■ Entries supplied:
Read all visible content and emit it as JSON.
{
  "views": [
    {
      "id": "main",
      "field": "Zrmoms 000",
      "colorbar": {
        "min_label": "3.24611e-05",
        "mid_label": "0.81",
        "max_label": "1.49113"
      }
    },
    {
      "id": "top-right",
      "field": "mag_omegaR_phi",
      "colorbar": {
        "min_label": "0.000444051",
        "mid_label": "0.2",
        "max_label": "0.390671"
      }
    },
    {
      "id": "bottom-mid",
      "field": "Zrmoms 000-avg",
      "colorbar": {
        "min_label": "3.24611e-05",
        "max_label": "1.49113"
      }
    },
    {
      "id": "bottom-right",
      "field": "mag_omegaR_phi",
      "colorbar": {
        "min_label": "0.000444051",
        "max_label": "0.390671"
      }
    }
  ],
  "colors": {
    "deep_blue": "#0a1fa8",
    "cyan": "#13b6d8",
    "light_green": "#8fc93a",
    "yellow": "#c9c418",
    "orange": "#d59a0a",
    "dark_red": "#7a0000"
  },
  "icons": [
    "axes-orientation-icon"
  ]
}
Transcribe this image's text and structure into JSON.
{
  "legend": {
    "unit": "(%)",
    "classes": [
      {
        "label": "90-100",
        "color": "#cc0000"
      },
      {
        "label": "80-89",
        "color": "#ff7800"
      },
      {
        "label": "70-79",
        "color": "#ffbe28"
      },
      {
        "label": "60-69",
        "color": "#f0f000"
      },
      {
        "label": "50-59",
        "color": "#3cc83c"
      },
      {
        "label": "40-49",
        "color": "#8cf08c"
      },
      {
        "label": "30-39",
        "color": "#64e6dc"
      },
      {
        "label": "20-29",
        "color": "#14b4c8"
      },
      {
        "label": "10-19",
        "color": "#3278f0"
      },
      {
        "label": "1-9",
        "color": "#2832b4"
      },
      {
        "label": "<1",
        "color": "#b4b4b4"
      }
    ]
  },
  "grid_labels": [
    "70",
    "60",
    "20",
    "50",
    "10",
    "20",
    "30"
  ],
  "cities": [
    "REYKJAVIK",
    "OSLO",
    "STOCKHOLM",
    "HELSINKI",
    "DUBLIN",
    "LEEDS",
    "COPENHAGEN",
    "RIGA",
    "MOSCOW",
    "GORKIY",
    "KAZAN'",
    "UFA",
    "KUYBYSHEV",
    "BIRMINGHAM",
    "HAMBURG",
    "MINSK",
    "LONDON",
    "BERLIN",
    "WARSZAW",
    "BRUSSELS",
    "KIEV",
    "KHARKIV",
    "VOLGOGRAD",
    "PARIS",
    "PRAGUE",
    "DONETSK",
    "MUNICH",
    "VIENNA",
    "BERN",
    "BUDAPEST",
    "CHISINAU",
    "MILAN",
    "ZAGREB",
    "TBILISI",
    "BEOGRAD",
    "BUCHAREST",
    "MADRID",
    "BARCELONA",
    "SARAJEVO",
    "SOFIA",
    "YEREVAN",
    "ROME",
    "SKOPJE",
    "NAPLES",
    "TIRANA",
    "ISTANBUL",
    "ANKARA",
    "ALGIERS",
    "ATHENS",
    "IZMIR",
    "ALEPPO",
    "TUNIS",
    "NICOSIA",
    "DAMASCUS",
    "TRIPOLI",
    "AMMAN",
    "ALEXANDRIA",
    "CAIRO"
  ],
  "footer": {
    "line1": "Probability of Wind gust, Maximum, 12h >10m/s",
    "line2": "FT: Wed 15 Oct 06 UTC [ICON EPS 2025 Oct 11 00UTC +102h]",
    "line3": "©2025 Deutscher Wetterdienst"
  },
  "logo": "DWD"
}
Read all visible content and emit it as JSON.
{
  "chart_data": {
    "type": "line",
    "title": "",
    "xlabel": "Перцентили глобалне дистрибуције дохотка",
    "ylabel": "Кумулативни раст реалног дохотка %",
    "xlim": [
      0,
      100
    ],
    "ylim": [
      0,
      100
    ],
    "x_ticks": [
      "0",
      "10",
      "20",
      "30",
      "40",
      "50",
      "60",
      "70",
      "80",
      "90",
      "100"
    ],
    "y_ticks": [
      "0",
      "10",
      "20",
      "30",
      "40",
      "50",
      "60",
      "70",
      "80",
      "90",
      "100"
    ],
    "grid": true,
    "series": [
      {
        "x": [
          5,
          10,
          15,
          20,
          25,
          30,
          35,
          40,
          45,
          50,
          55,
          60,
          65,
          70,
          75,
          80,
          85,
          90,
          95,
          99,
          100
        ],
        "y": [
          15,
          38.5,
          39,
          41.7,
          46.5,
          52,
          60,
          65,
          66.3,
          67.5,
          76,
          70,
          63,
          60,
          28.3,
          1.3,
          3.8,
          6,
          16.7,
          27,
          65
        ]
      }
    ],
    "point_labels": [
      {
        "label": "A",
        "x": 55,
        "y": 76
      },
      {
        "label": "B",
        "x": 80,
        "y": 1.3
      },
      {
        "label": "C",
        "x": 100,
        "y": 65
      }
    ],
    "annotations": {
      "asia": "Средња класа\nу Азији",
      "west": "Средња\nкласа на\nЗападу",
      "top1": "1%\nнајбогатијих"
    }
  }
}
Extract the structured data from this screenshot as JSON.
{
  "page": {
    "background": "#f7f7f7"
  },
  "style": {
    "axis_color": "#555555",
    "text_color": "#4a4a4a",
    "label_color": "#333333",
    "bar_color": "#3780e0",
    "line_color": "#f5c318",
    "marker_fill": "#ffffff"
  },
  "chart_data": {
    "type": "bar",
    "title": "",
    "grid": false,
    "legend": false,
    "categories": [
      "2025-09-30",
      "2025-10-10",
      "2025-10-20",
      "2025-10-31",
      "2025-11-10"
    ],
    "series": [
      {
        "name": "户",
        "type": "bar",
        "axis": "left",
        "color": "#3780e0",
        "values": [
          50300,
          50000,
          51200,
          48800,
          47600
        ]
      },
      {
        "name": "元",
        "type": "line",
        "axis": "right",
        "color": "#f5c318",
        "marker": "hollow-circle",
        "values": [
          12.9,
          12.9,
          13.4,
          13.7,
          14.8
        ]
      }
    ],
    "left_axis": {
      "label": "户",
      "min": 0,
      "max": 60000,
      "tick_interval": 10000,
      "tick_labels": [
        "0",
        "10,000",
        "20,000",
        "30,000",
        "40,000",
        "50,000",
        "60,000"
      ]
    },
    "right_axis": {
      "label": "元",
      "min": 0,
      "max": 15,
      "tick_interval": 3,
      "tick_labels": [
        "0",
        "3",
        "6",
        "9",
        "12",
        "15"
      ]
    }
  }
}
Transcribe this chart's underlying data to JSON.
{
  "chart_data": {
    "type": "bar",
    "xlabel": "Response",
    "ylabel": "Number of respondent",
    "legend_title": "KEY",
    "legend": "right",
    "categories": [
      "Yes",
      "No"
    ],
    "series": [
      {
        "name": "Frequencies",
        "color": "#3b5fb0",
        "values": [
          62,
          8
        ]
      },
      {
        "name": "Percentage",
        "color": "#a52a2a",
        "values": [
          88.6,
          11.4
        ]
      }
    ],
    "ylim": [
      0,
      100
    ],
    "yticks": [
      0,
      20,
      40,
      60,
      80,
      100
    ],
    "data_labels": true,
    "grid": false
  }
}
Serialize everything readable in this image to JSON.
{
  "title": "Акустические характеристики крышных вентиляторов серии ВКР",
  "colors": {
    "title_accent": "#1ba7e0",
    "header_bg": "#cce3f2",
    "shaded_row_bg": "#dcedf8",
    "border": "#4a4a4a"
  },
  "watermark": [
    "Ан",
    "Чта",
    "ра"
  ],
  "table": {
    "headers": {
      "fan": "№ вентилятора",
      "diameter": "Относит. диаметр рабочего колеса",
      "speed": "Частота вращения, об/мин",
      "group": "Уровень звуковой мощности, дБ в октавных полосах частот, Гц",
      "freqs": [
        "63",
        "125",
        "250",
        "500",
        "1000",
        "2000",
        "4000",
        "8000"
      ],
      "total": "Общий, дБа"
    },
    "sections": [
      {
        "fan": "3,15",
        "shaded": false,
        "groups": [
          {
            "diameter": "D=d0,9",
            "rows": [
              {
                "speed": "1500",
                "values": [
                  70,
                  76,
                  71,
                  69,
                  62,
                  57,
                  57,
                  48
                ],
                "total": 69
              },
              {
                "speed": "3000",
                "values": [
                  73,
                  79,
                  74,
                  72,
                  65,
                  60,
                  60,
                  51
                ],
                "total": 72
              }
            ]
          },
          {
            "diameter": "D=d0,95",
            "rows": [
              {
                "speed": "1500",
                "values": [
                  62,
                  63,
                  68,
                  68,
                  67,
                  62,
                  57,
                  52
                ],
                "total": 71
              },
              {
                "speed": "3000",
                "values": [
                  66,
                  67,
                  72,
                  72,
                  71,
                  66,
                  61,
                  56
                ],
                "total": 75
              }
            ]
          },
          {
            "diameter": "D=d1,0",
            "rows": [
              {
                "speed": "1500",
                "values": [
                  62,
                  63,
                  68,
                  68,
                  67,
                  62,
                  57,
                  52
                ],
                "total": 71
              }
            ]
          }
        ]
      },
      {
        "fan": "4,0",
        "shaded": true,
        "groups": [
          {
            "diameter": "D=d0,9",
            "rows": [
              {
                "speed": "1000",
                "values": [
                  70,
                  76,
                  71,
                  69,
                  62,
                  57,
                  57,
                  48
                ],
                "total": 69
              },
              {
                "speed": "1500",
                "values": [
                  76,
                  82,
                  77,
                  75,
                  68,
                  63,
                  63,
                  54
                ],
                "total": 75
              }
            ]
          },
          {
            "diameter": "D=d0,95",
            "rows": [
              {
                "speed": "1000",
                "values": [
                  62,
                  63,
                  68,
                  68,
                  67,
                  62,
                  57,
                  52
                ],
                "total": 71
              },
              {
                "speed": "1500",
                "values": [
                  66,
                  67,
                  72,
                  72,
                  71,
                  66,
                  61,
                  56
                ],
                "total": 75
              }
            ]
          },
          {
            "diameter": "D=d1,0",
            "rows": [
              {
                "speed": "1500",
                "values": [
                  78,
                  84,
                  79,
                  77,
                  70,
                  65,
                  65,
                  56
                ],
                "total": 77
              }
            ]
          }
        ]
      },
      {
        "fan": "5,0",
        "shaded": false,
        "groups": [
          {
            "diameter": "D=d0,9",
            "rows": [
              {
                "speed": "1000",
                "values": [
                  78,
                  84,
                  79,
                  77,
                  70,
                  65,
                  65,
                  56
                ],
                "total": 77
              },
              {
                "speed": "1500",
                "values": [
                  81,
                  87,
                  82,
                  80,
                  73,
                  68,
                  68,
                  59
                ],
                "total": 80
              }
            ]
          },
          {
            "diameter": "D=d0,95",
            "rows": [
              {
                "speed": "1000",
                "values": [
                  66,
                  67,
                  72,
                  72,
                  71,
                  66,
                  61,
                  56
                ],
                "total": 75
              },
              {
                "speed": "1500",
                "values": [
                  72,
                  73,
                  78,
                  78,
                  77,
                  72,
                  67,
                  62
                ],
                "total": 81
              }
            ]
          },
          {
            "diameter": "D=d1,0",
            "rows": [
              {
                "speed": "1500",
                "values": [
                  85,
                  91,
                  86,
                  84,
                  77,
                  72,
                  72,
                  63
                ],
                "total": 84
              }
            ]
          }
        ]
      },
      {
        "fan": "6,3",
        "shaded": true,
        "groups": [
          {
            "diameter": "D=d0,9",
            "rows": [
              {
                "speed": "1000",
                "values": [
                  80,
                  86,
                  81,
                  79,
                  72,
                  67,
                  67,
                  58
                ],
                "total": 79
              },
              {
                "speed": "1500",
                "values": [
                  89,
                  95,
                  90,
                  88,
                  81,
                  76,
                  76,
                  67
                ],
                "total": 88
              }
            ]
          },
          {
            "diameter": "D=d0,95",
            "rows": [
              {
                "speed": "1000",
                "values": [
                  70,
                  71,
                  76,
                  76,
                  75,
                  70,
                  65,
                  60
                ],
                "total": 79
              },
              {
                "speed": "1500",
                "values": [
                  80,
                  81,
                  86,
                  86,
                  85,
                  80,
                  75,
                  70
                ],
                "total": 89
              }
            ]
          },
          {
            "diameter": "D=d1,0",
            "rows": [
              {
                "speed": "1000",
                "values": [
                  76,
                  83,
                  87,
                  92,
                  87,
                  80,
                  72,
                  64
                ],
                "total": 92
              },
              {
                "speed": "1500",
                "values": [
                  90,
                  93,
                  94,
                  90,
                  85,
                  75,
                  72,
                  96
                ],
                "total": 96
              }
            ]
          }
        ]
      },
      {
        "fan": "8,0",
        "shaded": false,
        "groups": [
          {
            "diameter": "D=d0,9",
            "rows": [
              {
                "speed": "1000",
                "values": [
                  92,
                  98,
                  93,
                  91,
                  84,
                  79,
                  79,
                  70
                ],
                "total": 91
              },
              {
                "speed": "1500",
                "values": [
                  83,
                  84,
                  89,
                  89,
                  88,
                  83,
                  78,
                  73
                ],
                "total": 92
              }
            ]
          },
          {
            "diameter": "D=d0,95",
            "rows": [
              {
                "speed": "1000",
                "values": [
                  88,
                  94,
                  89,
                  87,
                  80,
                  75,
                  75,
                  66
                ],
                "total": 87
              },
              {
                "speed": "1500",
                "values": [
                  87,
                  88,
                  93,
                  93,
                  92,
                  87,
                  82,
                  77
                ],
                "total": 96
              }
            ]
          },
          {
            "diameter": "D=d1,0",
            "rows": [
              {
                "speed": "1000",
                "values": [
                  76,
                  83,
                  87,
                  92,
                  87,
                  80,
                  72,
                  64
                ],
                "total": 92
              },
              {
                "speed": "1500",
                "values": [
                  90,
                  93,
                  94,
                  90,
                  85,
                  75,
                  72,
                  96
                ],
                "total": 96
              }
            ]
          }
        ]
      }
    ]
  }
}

■ Written exercise:
In the lines above, locate the string "JSON". Copy every line where it occurs.

■ Solution for this task:
Read all visible content and emit it as JSON.
Transcribe this image's text and structure into JSON.
Read all visible content and emit it as JSON.
Extract the structured data from this screenshot as JSON.
Transcribe this chart's underlying data to JSON.
Serialize everything readable in this image to JSON.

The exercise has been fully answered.